→ **Document excerpt**
================
Of note, the latest Canadian ICD guidelines have been published and are relatively consistent with the guidelines used in this study. The new guidelines focus on persistent reduced ejection fraction, optimal medical therapy, and time postrevascularization and myocardial infarction. A significant change is noted in the exclusion of NYHA as an eligibility criterion. Another important study is the Defibrillator Implantation in Patients With Nonischemic Systolic Heart Failure (DANISH) trial. This large randomized clinical trial in patients with nonischemic systolic heart failure demonstrated that ICD therapy was not associated with a lower mortality when compared with medical therapy.

There are several initiatives known to improve adherence to device-based therapy.24, 25, 26, 27, 28 The IMPROVE HF registry is a quality-improvement registry designed to evaluate the outpatient management of systolic heart failure and to assess the effect of various improvement interventions, such as education initiatives, reminder systems, and quality reports. With use of the IMPROVE HF registry, ICD use increased dramatically from 50.1% to 77.5%. The Get With The Guidelines Heart Failure initiative is another effective prospective quality improvement registry that has shown improvement in the use of CRT implants among patients with heart failure. In addition, several patients are never referred to a specialist or appropriately followed up. The use of electronic screening tools has significantly improved appropriate ICD referrals. Initiatives such as these could be implemented at device implanting centers to improve use among patients meeting guideline criteria.
================
Stored items
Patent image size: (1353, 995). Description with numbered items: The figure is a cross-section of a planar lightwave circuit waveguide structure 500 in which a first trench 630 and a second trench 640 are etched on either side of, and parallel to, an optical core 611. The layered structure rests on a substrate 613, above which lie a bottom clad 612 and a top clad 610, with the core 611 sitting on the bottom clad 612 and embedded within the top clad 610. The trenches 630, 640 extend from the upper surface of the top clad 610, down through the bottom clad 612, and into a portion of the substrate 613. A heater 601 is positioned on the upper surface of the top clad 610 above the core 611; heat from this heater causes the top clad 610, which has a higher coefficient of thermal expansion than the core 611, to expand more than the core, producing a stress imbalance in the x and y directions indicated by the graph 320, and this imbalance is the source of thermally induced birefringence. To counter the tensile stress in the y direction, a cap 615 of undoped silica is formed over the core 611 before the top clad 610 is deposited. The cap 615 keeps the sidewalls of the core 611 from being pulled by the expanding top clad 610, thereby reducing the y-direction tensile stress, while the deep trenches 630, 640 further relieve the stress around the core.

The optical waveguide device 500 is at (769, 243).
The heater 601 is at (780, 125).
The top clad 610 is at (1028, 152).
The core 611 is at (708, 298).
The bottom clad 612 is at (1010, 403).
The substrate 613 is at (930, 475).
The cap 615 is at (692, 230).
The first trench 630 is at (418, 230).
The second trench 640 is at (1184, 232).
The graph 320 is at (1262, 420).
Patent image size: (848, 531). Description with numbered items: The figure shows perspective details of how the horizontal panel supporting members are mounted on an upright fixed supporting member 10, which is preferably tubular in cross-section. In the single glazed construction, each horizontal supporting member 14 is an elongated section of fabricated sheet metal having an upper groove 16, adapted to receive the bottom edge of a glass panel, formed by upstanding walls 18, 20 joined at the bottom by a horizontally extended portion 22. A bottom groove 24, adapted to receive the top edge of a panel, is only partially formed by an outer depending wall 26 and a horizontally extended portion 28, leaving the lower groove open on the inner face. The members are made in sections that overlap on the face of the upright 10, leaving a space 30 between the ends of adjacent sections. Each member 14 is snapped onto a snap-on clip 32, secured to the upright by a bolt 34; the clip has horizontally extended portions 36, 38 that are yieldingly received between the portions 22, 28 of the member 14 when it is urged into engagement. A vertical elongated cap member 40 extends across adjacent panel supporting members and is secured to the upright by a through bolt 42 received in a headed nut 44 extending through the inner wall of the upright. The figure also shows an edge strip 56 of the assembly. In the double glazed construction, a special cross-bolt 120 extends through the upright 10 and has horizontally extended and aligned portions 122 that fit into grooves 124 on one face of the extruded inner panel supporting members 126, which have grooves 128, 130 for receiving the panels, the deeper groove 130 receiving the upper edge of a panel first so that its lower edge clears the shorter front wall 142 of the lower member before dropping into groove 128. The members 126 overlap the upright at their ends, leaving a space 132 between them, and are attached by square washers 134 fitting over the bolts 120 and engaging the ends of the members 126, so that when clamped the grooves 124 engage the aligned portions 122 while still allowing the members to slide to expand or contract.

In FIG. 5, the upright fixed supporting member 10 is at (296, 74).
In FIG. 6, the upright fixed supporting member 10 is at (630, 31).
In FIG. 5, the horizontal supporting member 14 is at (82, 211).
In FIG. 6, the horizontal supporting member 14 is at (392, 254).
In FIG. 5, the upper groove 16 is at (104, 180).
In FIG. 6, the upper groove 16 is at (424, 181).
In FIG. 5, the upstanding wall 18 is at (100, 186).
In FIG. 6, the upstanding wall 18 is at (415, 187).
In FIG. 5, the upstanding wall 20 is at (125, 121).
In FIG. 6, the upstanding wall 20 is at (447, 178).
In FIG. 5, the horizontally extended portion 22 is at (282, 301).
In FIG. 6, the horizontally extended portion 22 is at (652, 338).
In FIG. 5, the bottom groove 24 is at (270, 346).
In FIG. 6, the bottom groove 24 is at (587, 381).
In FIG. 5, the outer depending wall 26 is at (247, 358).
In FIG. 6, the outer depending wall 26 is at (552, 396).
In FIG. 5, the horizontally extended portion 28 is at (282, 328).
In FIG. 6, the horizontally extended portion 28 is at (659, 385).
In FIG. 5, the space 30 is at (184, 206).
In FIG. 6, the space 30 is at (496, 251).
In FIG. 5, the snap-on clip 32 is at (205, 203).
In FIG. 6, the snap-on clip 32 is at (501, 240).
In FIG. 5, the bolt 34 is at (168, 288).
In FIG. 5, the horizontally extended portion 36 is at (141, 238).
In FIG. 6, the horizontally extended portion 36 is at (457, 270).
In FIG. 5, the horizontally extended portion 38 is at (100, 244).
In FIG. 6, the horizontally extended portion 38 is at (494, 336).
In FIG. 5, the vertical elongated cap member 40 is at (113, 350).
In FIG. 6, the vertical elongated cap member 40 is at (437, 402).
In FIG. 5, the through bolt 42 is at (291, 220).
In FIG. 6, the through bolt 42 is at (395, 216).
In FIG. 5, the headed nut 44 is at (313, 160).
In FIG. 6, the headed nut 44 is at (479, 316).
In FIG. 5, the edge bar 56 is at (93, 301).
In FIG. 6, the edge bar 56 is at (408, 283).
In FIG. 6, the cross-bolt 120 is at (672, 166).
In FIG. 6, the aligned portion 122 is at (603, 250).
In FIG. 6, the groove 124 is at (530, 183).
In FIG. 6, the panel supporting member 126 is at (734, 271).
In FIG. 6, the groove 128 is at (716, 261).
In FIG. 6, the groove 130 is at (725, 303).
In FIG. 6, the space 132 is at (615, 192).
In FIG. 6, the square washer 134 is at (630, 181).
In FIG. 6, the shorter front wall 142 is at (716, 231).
================
→ **Tasks to perform**
a: List the improvement interventions that the passage on ICD therapy says the IMPROVE HF registry was designed to assess.
b: Decide whether each statement agrees with the passage on ICD therapy. Answer yes or no for each, and quote the words from the passage that decide it.
(i) The new Canadian ICD guidelines keep NYHA as an eligibility criterion.
(ii) The DANISH trial found that ICD therapy was not associated with lower mortality than medical therapy.
(iii) With the IMPROVE HF registry, ICD use rose from 50.1% to 77.5%.
c: Pick up the passage on ICD therapy after its last sentence and continue it.

→ **Set of answers**
a: Education initiatives, reminder systems, and quality reports.

b:
(i) No: "A significant change is noted in the exclusion of NYHA as an eligibility criterion."
(ii) Yes: "ICD therapy was not associated with a lower mortality when compared with medical therapy."
(iii) Yes: "ICD use increased dramatically from 50.1% to 77.5%."

c:
Study limitations

There are limitations to our study that warrant discussion. First, this was a retrospective study in which abstraction errors and variability in medical chart completeness pose a risk. However, to minimize this, each site adhered to strict definitions of device eligibility. Second, approximately one-quarter of patients were excluded because of missing heart failure data, NYHA class, or LVEF, which could have affected our findings. Third, survival of device nonrecipients was not compared with the device recipients. Fourth, there was no documented reason for nonadherence in approximately one-half of device nonrecipients. Fifth, more than one-half of deaths were out of hospital, and determining cause of death was not possible. Even among hospitalized deaths, the cause of death was dependent on the detail provided in the discharge summary. Sixth, the study was performed in one province, and the results may not be generalizable to other countries with different healthcare systems. Seventh, reasons for nonimplantation was not collected. This information could be useful when counseling patients on the advantages and disadvantages of primary prevention device therapy.

Conclusion

In this population-based study of complex device eligibility and use, we found that one-third of patients meeting guideline criteria for ICD therapy receive a device. Among those who did not receive a device, a documented reason for nonimplantation was missing in more than one-half of patients. To develop initiatives to improve use, a better understanding of patient, physician, and system barriers to device implantation is needed. Documenting reasons for ineligibility should be encouraged.